SET EXERCISE: Search the listing for "laserowy" and copy every line where it appears.

A run of records
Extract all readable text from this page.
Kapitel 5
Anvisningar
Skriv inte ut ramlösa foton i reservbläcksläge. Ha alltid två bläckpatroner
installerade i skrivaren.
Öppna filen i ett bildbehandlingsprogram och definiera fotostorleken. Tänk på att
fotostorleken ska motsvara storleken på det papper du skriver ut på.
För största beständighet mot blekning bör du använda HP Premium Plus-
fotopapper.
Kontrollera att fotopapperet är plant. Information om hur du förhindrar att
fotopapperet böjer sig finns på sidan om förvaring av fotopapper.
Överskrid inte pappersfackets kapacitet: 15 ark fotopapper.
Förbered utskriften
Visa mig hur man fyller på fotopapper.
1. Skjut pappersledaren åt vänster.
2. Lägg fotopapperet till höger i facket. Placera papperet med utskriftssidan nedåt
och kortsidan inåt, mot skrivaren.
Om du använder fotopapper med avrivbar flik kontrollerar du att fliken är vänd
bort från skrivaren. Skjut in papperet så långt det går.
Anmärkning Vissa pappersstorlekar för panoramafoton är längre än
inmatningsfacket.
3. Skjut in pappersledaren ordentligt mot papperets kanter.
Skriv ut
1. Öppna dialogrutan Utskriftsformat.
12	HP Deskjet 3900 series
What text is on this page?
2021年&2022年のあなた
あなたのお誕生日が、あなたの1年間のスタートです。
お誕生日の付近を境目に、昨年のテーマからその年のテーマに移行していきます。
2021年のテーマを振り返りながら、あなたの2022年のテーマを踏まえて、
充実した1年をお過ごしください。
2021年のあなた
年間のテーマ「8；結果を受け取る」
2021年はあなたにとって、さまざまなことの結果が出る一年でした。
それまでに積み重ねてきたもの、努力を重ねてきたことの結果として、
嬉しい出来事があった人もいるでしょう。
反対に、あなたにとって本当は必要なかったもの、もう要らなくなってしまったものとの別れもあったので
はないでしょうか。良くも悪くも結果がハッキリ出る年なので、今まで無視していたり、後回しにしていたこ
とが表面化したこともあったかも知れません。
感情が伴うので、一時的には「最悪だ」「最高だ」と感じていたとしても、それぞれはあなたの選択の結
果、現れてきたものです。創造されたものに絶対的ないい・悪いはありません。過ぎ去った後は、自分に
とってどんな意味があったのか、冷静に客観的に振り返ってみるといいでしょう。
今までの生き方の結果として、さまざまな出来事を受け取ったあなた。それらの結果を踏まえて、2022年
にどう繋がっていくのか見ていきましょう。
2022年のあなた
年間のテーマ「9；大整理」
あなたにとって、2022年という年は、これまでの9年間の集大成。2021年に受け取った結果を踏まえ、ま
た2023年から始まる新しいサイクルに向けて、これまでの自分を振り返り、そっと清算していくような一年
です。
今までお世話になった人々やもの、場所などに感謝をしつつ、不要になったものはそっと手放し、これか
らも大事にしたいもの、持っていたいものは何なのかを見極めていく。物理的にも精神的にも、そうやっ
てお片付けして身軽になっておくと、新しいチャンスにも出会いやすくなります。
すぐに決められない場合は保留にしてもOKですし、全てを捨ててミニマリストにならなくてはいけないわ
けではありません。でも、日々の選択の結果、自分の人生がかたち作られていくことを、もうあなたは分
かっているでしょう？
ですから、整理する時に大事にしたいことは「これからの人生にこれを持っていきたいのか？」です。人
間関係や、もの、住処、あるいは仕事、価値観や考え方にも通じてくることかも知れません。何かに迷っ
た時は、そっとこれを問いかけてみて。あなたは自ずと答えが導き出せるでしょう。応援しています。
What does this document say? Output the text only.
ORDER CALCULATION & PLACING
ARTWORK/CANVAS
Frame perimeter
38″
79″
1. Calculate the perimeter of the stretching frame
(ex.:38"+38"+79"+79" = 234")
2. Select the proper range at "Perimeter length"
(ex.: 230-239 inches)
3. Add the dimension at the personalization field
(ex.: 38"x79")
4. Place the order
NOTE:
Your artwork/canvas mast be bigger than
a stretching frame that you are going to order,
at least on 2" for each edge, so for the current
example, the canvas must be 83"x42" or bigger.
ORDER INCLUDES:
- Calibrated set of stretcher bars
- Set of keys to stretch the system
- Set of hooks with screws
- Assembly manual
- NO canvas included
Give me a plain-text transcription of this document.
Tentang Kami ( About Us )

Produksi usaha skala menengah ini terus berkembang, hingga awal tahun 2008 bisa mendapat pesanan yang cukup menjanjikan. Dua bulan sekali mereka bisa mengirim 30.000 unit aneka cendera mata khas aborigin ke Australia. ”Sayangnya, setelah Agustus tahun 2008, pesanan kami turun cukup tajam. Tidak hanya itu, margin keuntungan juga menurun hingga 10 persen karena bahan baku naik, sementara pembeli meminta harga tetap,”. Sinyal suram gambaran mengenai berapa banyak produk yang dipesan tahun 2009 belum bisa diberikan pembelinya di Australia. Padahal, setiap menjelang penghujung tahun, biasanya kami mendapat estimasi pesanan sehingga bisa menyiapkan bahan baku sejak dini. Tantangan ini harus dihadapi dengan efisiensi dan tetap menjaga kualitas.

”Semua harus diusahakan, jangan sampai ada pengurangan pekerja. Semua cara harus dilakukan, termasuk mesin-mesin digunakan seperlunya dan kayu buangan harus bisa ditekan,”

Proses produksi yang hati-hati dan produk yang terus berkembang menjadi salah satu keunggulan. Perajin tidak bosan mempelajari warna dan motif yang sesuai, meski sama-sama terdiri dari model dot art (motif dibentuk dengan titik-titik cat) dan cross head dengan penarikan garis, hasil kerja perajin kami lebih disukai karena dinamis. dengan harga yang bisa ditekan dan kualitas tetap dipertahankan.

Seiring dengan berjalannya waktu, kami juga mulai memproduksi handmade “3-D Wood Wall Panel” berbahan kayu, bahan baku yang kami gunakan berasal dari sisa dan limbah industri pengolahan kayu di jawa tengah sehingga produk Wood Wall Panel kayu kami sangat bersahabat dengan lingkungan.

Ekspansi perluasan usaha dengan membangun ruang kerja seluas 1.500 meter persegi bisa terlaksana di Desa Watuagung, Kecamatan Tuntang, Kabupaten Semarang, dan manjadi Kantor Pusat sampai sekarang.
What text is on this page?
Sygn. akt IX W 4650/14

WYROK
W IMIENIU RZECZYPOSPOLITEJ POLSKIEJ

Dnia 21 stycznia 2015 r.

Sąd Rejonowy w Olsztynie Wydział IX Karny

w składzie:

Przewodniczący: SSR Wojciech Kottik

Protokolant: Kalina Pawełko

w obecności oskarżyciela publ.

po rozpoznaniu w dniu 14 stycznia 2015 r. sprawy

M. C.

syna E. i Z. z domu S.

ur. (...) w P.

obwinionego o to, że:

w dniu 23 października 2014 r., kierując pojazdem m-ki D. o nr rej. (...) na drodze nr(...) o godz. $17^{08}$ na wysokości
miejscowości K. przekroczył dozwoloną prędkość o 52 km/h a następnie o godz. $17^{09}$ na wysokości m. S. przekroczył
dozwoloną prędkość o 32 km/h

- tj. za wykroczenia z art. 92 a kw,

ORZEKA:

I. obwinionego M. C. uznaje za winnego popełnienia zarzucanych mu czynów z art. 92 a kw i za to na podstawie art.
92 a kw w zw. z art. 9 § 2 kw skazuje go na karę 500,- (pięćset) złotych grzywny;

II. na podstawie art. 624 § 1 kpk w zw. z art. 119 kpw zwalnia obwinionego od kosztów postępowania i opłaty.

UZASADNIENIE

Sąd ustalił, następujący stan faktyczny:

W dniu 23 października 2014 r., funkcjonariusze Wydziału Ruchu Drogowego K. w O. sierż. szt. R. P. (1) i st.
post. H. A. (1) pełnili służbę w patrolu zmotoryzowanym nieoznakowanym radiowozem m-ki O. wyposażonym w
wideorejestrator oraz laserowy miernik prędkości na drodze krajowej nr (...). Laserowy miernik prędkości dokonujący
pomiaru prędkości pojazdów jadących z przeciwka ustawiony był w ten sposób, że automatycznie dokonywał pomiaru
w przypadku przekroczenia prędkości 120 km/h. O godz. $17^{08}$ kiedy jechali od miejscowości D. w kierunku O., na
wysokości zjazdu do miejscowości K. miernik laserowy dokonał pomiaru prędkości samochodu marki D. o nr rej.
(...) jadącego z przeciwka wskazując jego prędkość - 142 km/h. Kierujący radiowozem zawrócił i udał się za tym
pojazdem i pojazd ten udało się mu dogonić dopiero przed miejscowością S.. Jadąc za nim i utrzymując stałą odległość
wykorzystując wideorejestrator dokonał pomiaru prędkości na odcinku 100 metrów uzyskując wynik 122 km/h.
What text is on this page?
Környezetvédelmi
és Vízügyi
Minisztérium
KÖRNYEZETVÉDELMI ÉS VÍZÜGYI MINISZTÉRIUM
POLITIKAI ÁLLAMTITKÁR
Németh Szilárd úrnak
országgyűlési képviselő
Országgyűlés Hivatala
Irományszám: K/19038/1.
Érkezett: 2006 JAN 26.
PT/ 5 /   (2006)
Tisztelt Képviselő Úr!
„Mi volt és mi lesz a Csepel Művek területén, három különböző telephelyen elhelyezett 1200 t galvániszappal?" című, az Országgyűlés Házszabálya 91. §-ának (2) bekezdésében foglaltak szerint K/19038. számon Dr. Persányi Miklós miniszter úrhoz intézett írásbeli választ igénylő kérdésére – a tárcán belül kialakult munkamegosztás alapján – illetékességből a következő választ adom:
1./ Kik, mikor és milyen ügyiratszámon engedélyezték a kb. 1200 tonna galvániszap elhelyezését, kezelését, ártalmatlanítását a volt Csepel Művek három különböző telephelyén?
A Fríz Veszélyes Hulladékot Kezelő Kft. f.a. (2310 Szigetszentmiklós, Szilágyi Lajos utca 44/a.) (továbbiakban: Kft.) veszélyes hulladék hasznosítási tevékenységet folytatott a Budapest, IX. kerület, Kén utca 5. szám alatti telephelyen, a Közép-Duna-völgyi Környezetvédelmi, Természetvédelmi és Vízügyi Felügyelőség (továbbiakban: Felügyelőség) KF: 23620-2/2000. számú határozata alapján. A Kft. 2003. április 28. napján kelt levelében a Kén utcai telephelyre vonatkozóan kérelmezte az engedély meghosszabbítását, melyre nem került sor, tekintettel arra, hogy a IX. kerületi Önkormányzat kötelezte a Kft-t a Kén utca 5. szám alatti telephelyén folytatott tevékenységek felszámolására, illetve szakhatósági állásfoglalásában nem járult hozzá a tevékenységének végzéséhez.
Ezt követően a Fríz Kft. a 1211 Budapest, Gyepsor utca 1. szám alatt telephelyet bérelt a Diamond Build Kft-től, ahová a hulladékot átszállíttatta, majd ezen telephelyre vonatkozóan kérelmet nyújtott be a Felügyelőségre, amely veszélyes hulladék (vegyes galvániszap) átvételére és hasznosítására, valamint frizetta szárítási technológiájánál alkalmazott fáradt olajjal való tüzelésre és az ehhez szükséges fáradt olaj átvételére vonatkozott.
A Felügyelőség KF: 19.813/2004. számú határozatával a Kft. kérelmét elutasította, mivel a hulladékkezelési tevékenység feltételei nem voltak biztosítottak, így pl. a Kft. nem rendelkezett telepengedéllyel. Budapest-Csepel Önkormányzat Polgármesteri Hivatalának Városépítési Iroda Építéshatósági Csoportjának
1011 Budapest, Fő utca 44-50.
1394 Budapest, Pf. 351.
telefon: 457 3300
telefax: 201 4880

SOLUTION TO THIS TASK:
wideorejestrator oraz laserowy miernik prędkości na drodze krajowej nr (...). Laserowy miernik prędkości dokonujący
wysokości zjazdu do miejscowości K. miernik laserowy dokonał pomiaru prędkości samochodu marki D. o nr rej.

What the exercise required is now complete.